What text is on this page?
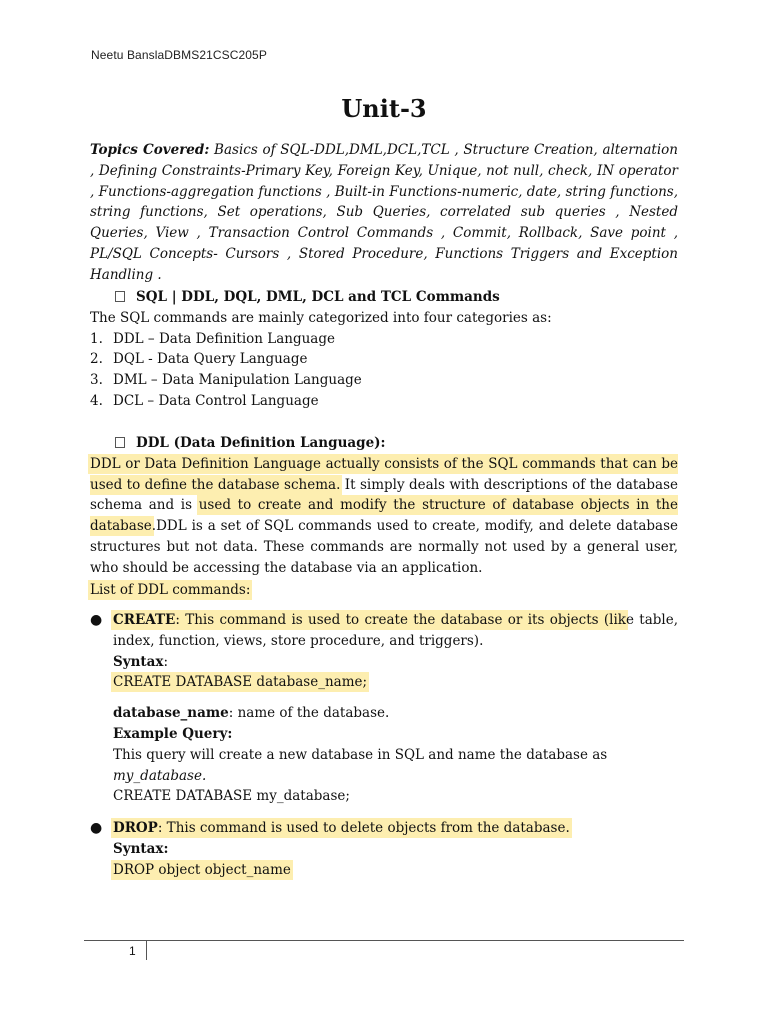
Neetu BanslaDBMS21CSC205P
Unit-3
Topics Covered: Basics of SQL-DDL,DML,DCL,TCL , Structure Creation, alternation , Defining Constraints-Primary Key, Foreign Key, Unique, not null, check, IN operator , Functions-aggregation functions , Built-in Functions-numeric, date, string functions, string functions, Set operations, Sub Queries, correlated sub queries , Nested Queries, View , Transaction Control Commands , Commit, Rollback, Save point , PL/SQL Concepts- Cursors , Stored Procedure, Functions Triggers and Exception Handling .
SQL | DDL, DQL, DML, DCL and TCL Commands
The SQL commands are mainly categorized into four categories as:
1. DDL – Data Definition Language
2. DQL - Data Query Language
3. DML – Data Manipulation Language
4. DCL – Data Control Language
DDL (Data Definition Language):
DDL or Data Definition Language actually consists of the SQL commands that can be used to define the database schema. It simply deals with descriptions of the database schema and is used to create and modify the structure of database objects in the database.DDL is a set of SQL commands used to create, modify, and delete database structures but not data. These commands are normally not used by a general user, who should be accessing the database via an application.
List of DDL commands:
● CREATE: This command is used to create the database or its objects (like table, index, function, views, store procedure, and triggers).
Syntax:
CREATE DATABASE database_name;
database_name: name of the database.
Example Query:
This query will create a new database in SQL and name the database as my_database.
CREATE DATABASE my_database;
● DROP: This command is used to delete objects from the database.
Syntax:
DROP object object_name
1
────────────────────
Of the lines in this listing, report how many contain the string "delete", and give the number only.

== SOLUTION ==
2